_What is asked:_ Find the lines below that contain the word "document" and count them. Only the number should be given.

——————————

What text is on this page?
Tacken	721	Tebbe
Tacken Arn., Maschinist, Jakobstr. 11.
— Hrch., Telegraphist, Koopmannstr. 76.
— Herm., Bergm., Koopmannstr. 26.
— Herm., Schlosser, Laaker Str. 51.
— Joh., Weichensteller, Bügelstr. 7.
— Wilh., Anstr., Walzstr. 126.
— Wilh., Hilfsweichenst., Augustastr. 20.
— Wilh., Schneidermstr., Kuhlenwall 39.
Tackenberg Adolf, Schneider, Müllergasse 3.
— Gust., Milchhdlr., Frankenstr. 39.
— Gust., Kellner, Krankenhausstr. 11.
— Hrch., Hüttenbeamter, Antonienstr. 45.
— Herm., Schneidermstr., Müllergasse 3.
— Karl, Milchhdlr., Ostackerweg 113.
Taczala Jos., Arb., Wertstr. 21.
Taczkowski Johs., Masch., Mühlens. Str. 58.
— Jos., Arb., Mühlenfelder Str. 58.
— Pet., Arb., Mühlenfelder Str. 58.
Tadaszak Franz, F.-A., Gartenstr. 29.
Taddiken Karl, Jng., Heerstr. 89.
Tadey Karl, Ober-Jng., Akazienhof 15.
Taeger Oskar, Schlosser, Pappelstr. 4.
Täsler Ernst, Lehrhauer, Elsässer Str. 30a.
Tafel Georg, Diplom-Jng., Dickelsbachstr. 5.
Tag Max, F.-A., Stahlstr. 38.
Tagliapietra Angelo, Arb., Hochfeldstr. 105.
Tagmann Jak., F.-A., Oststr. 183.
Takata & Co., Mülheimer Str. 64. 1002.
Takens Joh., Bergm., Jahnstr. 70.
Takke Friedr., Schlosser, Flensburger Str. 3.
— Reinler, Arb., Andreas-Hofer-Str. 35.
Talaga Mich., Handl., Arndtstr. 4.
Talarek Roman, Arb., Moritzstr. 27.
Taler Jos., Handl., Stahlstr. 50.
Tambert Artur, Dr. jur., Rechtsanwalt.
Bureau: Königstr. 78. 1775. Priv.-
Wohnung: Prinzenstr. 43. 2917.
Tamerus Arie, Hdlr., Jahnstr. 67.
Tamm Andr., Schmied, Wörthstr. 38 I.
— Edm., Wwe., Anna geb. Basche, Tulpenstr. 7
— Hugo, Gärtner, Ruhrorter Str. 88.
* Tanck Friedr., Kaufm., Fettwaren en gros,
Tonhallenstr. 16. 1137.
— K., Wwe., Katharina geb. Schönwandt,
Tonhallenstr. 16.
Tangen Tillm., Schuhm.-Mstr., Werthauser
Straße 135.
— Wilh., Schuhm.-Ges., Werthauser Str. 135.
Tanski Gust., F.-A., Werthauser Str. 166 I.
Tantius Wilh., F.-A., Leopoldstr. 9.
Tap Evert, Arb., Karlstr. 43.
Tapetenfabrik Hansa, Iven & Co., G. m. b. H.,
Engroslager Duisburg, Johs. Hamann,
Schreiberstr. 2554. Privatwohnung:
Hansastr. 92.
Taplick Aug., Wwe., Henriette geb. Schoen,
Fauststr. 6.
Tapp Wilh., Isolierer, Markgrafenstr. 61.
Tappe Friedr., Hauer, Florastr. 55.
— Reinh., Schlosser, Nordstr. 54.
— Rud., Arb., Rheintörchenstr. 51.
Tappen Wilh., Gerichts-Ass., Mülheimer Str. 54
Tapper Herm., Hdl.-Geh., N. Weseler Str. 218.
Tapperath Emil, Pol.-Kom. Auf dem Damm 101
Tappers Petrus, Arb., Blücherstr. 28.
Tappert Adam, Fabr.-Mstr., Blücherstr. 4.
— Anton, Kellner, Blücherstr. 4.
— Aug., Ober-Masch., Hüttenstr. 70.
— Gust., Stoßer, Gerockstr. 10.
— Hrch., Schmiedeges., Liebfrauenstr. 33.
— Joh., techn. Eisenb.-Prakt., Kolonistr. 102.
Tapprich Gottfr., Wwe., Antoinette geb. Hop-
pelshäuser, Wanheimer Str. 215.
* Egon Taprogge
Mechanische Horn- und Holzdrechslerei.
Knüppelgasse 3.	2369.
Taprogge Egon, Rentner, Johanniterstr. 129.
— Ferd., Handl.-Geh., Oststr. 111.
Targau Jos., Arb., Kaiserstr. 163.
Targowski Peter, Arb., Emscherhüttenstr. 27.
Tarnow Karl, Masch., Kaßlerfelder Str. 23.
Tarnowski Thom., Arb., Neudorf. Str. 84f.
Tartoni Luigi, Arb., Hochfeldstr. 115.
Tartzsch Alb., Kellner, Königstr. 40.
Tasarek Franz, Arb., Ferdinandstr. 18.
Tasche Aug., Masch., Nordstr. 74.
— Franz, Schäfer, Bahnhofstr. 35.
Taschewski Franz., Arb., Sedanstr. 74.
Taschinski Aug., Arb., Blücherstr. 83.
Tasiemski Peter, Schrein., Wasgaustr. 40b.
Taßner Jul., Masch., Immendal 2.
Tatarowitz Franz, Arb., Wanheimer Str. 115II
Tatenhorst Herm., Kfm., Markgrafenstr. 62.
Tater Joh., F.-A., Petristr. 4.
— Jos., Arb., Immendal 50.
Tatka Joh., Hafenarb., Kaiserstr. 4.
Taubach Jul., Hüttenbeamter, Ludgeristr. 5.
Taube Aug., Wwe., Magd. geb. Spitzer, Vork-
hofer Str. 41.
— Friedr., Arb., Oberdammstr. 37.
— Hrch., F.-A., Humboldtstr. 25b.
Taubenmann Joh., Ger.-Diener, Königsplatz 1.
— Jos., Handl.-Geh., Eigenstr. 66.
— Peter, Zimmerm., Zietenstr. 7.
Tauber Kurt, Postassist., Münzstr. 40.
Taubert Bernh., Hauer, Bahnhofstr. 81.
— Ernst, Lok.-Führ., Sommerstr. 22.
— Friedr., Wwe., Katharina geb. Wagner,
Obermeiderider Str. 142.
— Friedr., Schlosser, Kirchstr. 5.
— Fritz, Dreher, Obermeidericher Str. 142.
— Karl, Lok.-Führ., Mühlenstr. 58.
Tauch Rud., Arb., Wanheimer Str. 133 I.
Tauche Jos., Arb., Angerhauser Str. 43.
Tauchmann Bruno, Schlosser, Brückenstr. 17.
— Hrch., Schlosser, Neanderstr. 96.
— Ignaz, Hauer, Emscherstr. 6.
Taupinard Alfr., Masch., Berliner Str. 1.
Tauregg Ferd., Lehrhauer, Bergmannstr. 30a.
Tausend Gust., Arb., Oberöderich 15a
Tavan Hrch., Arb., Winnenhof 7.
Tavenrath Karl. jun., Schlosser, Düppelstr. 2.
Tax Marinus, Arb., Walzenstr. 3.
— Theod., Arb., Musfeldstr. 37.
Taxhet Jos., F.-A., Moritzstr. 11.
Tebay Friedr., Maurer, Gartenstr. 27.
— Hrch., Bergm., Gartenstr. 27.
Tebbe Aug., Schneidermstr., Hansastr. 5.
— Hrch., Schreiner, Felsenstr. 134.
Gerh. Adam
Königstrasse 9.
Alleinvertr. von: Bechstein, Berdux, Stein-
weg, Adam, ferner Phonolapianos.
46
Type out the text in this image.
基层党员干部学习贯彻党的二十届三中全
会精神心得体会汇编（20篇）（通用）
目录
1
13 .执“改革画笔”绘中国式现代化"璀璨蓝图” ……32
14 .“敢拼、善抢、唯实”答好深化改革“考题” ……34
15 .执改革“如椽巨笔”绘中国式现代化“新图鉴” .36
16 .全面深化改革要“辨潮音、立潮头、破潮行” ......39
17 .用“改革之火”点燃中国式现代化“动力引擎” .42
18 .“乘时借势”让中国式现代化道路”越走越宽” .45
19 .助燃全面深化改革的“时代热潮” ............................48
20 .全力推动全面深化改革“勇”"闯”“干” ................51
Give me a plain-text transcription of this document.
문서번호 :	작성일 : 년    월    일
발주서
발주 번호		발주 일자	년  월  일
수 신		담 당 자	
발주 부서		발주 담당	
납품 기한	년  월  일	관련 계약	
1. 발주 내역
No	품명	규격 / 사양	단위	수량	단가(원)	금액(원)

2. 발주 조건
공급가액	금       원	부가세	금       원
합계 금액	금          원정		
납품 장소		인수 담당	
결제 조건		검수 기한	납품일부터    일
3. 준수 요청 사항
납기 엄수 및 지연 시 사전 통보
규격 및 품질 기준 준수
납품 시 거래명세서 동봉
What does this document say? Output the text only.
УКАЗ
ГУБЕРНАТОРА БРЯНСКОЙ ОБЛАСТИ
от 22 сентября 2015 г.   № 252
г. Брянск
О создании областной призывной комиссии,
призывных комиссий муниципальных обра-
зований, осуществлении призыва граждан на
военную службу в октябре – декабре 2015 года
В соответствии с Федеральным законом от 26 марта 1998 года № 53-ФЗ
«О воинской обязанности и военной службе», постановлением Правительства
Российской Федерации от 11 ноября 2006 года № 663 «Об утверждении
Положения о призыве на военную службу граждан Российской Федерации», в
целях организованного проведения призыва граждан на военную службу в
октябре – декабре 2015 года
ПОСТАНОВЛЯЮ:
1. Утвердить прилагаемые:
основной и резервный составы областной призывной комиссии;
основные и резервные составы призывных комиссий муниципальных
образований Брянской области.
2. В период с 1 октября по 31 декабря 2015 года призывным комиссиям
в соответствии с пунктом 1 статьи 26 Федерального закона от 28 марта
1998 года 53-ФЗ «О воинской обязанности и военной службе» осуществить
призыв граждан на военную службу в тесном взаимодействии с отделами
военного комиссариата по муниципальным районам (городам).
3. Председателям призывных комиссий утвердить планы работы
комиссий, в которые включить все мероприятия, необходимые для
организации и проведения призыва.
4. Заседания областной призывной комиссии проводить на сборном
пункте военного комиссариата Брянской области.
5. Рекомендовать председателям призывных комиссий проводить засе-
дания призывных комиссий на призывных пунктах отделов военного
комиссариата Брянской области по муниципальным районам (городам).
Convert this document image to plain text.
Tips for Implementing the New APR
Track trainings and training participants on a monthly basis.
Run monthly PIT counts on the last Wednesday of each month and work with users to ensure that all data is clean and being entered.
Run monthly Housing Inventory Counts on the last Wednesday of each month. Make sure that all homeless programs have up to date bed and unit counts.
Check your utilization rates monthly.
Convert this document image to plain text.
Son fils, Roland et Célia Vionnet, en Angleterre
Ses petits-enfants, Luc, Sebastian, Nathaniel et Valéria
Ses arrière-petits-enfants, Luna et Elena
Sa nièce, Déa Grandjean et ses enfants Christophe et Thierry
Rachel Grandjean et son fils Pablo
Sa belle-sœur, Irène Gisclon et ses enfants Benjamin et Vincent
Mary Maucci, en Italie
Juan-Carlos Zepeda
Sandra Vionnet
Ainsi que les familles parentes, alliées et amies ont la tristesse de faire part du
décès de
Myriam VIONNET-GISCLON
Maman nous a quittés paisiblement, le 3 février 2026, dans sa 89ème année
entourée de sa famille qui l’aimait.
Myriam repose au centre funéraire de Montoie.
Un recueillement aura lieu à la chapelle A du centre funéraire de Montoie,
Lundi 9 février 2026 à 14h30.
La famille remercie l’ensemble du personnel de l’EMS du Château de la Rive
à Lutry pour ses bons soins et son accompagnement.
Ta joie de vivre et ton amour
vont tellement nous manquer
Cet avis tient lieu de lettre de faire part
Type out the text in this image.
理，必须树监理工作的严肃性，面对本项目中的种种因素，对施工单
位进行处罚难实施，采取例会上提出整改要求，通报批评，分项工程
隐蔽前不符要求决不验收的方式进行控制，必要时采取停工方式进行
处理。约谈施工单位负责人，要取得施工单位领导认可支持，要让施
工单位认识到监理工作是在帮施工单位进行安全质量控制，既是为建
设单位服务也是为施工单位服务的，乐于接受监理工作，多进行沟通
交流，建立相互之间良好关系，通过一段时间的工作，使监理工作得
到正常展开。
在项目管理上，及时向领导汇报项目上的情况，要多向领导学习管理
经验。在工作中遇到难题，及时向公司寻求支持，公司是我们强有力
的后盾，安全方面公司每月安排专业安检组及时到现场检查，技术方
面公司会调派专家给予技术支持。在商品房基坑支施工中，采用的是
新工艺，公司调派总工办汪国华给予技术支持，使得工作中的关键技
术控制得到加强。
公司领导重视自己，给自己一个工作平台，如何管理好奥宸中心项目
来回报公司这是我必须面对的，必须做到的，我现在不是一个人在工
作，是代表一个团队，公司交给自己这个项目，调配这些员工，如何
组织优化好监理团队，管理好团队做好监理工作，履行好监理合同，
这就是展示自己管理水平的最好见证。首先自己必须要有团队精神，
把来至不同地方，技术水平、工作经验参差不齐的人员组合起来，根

——————————

_The answer:_ 4